[START Data for the task]

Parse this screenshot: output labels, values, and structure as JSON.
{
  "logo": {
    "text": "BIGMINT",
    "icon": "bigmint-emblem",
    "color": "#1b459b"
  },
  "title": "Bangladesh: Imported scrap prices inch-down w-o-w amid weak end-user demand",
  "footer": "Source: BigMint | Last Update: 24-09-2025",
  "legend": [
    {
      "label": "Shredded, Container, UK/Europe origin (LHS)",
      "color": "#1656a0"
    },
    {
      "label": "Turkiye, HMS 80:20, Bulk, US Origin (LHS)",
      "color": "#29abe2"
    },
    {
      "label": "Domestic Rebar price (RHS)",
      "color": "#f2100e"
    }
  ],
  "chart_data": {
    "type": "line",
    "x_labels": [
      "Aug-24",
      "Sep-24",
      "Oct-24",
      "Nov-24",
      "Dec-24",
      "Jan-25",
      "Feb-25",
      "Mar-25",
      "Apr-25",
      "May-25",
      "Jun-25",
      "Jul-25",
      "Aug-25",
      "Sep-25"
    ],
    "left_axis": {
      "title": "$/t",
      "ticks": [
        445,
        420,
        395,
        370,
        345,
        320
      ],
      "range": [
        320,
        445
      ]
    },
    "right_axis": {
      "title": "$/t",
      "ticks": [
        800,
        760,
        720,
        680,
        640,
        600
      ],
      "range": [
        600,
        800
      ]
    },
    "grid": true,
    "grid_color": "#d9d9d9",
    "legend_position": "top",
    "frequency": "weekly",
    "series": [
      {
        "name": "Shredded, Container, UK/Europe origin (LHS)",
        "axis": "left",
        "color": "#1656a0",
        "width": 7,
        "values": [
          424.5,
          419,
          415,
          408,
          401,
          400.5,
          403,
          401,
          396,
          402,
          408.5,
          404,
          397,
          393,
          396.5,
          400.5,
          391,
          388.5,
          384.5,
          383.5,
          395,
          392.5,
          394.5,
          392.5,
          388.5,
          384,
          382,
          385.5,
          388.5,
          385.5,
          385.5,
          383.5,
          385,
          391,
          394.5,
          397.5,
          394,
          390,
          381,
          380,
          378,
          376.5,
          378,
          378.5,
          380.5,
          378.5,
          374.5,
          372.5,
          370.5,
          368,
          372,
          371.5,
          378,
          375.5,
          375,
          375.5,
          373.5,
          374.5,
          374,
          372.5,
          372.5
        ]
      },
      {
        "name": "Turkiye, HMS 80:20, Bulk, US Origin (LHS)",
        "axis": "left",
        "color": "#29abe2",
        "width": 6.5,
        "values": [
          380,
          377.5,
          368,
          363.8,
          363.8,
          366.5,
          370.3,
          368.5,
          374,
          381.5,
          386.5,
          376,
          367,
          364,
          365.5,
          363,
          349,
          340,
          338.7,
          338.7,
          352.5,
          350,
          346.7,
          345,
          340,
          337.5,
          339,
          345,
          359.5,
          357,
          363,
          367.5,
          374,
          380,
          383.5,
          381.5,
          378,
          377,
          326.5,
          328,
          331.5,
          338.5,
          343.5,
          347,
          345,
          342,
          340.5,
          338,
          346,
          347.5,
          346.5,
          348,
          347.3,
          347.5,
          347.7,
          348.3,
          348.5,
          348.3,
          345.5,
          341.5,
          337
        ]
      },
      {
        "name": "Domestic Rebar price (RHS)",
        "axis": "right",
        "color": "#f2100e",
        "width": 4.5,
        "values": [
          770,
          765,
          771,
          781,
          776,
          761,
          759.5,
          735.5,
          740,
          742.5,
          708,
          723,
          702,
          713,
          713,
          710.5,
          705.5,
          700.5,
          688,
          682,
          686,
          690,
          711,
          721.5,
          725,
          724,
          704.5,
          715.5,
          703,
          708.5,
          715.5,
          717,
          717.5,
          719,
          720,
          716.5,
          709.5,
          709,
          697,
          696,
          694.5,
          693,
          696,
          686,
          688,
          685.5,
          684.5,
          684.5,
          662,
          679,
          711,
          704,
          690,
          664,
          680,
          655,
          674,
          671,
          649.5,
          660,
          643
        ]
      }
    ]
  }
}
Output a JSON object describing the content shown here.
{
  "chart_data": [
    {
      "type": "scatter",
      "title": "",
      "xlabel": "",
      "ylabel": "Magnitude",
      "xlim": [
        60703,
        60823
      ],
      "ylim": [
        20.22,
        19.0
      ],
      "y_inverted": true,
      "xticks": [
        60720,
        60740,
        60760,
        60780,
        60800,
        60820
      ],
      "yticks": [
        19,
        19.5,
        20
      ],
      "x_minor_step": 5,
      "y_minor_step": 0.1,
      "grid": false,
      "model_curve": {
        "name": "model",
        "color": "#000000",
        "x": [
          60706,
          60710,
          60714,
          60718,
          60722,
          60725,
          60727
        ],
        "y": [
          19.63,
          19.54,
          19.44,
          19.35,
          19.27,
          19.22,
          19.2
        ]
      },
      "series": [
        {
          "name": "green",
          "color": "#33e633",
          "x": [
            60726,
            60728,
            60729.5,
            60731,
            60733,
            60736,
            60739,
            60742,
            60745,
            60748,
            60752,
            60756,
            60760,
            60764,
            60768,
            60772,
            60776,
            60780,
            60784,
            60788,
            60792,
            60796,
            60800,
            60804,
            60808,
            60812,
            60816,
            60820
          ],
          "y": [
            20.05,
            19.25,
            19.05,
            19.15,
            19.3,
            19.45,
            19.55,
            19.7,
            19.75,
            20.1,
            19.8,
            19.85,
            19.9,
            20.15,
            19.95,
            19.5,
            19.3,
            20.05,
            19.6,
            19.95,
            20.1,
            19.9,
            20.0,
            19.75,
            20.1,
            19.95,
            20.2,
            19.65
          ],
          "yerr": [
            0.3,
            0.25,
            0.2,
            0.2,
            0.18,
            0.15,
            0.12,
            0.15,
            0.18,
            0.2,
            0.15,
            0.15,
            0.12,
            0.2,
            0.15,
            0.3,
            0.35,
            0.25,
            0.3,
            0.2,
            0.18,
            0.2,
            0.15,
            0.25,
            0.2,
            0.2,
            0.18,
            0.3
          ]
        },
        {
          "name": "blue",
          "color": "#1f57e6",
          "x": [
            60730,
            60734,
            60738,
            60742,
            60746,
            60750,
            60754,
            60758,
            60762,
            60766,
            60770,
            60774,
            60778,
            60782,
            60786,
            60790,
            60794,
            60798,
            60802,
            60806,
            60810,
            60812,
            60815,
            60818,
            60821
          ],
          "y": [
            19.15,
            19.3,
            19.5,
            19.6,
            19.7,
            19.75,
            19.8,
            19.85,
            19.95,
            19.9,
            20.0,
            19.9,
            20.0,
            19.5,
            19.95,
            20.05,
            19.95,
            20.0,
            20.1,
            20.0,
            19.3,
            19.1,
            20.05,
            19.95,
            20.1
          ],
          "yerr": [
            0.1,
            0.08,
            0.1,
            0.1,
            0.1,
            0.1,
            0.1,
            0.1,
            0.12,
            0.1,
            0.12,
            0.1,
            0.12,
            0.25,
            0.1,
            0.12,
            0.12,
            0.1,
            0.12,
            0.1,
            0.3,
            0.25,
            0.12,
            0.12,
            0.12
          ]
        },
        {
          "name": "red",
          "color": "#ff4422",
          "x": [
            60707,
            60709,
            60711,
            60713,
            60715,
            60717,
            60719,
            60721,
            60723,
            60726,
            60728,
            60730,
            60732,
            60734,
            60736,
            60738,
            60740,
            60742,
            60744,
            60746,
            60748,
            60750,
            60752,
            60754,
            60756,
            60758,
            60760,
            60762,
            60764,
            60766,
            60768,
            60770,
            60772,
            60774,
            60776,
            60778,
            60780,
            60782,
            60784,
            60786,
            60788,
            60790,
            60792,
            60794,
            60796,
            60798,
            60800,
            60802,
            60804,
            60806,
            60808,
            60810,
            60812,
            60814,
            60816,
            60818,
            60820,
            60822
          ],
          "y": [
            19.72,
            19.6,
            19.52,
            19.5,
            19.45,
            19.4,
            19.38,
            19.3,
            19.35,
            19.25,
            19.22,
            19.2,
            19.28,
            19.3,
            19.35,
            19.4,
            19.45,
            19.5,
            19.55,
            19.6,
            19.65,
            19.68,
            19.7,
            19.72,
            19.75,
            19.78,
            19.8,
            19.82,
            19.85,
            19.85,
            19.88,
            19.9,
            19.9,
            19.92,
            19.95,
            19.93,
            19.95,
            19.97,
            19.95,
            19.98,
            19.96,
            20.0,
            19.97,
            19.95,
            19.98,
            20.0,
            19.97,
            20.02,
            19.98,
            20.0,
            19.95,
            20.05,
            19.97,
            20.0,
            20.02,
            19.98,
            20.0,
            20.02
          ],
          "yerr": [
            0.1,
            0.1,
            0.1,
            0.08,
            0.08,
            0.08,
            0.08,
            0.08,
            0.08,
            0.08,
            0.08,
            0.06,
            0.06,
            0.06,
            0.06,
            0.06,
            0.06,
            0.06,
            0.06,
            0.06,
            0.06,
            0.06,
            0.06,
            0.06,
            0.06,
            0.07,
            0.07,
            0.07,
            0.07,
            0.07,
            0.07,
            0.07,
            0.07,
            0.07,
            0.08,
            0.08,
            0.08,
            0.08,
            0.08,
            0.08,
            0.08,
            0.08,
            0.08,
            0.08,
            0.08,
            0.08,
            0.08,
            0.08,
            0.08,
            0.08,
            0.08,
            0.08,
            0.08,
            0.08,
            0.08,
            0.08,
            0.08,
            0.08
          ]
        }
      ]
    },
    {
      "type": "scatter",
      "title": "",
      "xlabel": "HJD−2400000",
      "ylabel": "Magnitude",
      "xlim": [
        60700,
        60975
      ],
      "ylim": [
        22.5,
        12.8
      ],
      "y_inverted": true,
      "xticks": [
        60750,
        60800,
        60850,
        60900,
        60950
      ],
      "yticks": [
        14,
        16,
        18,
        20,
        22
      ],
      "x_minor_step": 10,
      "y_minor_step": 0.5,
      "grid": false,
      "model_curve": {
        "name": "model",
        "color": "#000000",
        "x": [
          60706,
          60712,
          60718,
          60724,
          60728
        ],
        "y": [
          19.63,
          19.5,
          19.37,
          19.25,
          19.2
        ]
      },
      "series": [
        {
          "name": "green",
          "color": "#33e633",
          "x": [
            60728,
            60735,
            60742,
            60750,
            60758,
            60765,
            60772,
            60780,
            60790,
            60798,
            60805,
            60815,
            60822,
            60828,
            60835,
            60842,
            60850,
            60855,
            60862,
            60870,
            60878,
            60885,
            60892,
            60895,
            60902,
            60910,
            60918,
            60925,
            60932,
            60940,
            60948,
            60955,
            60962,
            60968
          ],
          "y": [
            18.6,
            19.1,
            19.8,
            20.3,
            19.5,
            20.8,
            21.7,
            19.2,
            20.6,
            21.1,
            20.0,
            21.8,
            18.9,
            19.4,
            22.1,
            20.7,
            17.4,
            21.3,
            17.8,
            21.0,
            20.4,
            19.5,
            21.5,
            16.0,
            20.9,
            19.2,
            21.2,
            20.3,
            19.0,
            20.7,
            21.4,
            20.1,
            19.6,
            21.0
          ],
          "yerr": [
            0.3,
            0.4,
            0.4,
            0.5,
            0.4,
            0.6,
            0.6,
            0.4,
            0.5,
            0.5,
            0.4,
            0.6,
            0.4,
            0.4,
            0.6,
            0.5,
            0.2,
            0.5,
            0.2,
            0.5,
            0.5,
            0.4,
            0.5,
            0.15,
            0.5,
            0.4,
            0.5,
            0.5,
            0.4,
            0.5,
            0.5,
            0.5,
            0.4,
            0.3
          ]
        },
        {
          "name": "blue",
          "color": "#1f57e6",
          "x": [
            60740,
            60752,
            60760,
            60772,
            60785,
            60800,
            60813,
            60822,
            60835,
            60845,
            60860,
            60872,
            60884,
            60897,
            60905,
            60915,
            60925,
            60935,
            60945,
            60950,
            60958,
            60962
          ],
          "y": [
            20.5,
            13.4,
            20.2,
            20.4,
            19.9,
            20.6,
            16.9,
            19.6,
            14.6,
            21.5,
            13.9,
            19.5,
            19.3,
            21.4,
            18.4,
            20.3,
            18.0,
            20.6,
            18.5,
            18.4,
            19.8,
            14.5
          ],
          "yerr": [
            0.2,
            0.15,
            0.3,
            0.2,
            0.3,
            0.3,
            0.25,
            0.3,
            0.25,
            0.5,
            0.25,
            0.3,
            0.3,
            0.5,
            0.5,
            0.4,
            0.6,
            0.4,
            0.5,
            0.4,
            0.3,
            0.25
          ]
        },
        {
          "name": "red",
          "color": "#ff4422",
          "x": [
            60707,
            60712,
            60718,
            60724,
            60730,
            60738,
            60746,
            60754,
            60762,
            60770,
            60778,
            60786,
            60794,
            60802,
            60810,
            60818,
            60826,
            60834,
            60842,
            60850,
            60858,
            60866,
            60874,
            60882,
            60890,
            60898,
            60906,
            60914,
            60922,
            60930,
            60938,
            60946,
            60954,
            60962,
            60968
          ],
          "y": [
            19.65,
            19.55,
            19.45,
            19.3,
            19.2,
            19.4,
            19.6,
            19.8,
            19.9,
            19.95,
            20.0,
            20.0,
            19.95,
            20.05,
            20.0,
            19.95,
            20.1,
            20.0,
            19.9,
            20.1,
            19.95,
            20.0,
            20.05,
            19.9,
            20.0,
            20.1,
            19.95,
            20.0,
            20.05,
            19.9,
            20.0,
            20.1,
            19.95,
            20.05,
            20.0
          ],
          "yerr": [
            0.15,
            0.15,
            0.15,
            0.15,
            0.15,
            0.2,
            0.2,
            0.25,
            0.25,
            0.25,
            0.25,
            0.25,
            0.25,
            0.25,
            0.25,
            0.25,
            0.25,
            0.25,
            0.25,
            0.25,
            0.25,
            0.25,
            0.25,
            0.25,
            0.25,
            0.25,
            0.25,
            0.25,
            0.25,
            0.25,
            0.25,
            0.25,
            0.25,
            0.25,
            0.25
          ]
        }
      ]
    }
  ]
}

[END Data for the task]

Search the entries for the word "Europe" and gather every line where it appears.

▶ **Problem solution**
      "label": "Shredded, Container, UK/Europe origin (LHS)",
        "name": "Shredded, Container, UK/Europe origin (LHS)",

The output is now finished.